#### [To be done]
Reproduce every line of the data below, word for word and without changes.

[begin Source material]

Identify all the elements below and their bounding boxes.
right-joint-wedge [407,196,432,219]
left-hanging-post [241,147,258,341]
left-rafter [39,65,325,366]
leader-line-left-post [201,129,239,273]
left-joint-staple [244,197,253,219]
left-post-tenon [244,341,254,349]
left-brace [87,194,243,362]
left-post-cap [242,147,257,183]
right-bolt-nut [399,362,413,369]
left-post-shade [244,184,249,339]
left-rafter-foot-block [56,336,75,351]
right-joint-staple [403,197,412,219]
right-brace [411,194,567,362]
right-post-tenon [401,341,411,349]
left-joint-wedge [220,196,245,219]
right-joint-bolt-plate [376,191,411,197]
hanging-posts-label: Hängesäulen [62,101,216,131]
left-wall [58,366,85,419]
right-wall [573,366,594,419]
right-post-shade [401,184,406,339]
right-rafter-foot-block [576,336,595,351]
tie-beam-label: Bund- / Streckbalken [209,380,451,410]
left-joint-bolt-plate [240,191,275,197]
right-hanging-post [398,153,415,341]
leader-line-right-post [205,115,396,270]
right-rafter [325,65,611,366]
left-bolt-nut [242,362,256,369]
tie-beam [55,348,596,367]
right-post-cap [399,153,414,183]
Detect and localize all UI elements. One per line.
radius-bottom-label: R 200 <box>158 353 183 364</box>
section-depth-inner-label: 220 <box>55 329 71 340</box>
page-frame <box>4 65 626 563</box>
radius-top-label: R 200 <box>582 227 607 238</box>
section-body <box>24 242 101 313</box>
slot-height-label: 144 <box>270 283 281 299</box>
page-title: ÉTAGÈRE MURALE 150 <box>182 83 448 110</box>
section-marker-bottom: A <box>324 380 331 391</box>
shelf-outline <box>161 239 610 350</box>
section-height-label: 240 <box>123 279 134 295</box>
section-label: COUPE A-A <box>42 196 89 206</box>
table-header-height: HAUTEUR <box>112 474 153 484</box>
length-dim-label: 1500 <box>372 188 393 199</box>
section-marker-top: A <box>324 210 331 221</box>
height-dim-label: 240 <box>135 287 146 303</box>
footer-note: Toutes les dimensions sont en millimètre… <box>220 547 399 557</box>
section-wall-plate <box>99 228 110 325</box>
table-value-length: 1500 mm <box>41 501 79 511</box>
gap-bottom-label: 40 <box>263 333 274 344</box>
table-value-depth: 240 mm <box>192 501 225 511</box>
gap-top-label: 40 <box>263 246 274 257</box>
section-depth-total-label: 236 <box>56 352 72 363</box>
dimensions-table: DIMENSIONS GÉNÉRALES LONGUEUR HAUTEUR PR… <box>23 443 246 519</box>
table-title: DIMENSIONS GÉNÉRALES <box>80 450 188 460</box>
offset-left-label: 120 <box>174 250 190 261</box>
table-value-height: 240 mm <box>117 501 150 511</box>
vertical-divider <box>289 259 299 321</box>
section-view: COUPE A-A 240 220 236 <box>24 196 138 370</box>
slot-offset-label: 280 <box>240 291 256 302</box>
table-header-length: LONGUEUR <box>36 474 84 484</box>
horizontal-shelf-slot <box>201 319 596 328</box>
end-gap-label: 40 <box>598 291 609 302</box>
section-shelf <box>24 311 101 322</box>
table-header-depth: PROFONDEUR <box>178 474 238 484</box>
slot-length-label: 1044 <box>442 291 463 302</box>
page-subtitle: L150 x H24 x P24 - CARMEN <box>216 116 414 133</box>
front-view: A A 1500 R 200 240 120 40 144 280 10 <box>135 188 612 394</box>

[end Source material]

#### [Answer to the exercise]
Identify all the elements below and their bounding boxes.
right-joint-wedge [407,196,432,219]
left-hanging-post [241,147,258,341]
left-rafter [39,65,325,366]
leader-line-left-post [201,129,239,273]
left-joint-staple [244,197,253,219]
left-post-tenon [244,341,254,349]
left-brace [87,194,243,362]
left-post-cap [242,147,257,183]
right-bolt-nut [399,362,413,369]
left-post-shade [244,184,249,339]
left-rafter-foot-block [56,336,75,351]
right-joint-staple [403,197,412,219]
right-brace [411,194,567,362]
right-post-tenon [401,341,411,349]
left-joint-wedge [220,196,245,219]
right-joint-bolt-plate [376,191,411,197]
hanging-posts-label: Hängesäulen [62,101,216,131]
left-wall [58,366,85,419]
right-wall [573,366,594,419]
right-post-shade [401,184,406,339]
right-rafter-foot-block [576,336,595,351]
tie-beam-label: Bund- / Streckbalken [209,380,451,410]
left-joint-bolt-plate [240,191,275,197]
right-hanging-post [398,153,415,341]
leader-line-right-post [205,115,396,270]
right-rafter [325,65,611,366]
left-bolt-nut [242,362,256,369]
tie-beam [55,348,596,367]
right-post-cap [399,153,414,183]
Detect and localize all UI elements. One per line.
radius-bottom-label: R 200 <box>158 353 183 364</box>
section-depth-inner-label: 220 <box>55 329 71 340</box>
page-frame <box>4 65 626 563</box>
radius-top-label: R 200 <box>582 227 607 238</box>
section-body <box>24 242 101 313</box>
slot-height-label: 144 <box>270 283 281 299</box>
page-title: ÉTAGÈRE MURALE 150 <box>182 83 448 110</box>
section-marker-bottom: A <box>324 380 331 391</box>
shelf-outline <box>161 239 610 350</box>
section-height-label: 240 <box>123 279 134 295</box>
section-label: COUPE A-A <box>42 196 89 206</box>
table-header-height: HAUTEUR <box>112 474 153 484</box>
length-dim-label: 1500 <box>372 188 393 199</box>
section-marker-top: A <box>324 210 331 221</box>
height-dim-label: 240 <box>135 287 146 303</box>
footer-note: Toutes les dimensions sont en millimètre… <box>220 547 399 557</box>
section-wall-plate <box>99 228 110 325</box>
table-value-length: 1500 mm <box>41 501 79 511</box>
gap-bottom-label: 40 <box>263 333 274 344</box>
table-value-depth: 240 mm <box>192 501 225 511</box>
gap-top-label: 40 <box>263 246 274 257</box>
section-depth-total-label: 236 <box>56 352 72 363</box>
dimensions-table: DIMENSIONS GÉNÉRALES LONGUEUR HAUTEUR PR… <box>23 443 246 519</box>
table-title: DIMENSIONS GÉNÉRALES <box>80 450 188 460</box>
offset-left-label: 120 <box>174 250 190 261</box>
table-value-height: 240 mm <box>117 501 150 511</box>
vertical-divider <box>289 259 299 321</box>
section-view: COUPE A-A 240 220 236 <box>24 196 138 370</box>
slot-offset-label: 280 <box>240 291 256 302</box>
table-header-length: LONGUEUR <box>36 474 84 484</box>
horizontal-shelf-slot <box>201 319 596 328</box>
end-gap-label: 40 <box>598 291 609 302</box>
section-shelf <box>24 311 101 322</box>
table-header-depth: PROFONDEUR <box>178 474 238 484</box>
slot-length-label: 1044 <box>442 291 463 302</box>
page-subtitle: L150 x H24 x P24 - CARMEN <box>216 116 414 133</box>
front-view: A A 1500 R 200 240 120 40 144 280 10 <box>135 188 612 394</box>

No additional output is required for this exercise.